### Given instruction
Select the lines that hold the word "General" and copy each one.

Start Dataset content

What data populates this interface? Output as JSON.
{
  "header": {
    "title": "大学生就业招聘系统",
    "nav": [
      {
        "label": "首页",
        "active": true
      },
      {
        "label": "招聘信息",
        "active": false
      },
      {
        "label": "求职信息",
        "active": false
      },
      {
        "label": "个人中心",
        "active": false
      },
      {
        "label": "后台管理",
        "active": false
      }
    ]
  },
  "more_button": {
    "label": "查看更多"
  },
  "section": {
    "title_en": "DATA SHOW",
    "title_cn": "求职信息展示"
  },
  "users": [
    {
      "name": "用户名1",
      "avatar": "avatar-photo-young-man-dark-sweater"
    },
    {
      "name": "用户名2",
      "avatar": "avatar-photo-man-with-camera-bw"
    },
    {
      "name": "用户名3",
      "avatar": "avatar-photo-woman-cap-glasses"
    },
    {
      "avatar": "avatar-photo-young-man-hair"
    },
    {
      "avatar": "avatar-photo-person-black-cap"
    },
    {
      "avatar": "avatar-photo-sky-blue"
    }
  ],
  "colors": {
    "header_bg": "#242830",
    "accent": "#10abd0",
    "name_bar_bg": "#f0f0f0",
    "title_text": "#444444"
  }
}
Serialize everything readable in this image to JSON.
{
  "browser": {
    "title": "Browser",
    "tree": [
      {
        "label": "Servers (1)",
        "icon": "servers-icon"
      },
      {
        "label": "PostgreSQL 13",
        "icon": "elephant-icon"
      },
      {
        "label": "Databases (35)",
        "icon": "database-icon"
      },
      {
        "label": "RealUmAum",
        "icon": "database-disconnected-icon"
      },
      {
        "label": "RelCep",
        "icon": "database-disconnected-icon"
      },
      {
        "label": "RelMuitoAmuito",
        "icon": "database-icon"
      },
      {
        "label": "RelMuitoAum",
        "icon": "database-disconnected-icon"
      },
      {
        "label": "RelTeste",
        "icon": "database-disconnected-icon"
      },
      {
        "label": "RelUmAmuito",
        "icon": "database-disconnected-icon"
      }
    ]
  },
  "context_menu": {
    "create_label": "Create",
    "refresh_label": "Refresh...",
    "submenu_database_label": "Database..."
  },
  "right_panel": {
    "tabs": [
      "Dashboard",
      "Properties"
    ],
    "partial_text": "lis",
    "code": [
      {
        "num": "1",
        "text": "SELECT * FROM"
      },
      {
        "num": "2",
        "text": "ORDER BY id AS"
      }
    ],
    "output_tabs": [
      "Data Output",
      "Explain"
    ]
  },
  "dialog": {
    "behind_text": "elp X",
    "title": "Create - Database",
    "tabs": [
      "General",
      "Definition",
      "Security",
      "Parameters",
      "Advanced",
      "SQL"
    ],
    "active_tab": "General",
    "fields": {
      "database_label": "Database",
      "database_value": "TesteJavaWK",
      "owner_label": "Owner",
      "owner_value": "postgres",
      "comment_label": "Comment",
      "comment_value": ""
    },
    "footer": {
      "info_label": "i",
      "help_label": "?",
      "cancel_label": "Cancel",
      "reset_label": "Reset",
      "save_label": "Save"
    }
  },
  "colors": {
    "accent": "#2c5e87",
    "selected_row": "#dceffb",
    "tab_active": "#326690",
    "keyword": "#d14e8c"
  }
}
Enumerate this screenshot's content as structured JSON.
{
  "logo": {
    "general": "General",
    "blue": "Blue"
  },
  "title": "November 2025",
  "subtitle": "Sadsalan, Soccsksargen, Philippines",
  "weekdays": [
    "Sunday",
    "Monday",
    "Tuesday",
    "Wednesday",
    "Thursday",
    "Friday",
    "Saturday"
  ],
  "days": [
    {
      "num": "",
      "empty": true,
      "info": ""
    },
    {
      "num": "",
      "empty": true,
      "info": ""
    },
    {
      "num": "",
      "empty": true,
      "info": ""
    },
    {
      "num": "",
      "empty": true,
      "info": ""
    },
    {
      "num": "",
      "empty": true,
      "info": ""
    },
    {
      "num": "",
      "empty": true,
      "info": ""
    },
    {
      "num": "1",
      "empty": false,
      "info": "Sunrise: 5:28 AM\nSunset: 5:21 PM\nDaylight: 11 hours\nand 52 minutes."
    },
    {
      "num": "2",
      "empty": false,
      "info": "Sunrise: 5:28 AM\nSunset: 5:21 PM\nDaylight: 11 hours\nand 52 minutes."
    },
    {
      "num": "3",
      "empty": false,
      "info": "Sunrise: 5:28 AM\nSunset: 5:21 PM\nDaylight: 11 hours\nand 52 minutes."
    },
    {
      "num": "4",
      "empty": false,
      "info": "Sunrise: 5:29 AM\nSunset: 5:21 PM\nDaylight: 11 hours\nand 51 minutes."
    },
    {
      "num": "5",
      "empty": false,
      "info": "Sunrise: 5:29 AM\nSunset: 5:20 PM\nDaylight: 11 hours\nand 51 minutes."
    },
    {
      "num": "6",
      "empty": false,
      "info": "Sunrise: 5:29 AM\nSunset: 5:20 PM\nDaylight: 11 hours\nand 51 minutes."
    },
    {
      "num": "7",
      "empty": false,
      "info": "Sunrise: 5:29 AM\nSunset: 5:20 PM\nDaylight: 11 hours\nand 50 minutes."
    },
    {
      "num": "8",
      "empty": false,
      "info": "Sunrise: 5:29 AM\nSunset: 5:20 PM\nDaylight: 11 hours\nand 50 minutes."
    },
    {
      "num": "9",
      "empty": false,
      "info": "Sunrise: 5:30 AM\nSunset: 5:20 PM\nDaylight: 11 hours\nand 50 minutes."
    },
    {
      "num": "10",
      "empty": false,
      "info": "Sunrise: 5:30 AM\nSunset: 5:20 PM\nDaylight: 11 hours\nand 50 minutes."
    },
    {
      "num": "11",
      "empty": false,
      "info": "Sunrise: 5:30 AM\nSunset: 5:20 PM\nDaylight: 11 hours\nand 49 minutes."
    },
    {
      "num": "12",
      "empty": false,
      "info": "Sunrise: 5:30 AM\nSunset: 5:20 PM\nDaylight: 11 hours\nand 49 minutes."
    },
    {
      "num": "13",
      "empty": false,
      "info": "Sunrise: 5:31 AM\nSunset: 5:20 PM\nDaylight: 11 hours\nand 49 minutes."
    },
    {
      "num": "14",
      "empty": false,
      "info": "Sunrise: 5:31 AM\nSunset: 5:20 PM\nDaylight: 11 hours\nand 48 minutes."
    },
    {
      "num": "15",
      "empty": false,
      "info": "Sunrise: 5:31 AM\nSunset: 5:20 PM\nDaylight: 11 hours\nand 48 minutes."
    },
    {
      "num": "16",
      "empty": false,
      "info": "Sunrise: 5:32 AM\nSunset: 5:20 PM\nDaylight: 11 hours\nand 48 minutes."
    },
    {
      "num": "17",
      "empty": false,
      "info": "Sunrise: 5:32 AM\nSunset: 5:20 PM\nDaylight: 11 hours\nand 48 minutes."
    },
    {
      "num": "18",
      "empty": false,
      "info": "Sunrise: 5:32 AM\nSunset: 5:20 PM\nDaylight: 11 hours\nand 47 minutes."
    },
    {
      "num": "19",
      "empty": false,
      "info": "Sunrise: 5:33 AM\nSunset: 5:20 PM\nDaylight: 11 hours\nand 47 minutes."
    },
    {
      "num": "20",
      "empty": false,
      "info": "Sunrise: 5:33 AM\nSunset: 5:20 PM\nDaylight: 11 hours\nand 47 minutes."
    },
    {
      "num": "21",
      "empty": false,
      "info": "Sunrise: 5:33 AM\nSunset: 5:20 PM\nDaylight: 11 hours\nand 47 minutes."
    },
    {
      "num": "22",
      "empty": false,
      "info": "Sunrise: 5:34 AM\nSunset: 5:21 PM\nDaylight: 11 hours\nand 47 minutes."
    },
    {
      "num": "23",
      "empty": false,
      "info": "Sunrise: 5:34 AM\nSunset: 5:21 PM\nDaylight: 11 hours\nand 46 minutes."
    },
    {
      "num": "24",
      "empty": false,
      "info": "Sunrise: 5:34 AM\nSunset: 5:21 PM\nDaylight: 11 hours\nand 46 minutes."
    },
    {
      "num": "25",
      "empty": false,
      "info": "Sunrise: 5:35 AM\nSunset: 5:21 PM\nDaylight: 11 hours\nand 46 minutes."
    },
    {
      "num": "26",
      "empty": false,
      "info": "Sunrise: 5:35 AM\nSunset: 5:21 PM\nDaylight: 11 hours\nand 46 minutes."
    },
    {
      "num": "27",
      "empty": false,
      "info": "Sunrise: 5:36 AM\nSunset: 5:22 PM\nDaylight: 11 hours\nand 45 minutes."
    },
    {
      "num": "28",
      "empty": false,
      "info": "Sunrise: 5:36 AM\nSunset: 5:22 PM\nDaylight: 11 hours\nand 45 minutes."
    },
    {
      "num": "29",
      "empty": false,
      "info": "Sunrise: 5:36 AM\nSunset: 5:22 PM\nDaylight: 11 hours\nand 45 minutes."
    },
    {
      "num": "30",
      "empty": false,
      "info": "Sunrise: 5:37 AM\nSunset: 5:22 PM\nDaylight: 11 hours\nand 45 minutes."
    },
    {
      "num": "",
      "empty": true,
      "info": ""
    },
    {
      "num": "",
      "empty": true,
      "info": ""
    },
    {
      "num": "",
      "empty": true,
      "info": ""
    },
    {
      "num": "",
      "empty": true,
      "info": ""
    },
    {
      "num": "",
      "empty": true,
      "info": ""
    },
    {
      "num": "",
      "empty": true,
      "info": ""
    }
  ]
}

End Dataset content

### Full answer
      "General",
    "active_tab": "General",
    "general": "General",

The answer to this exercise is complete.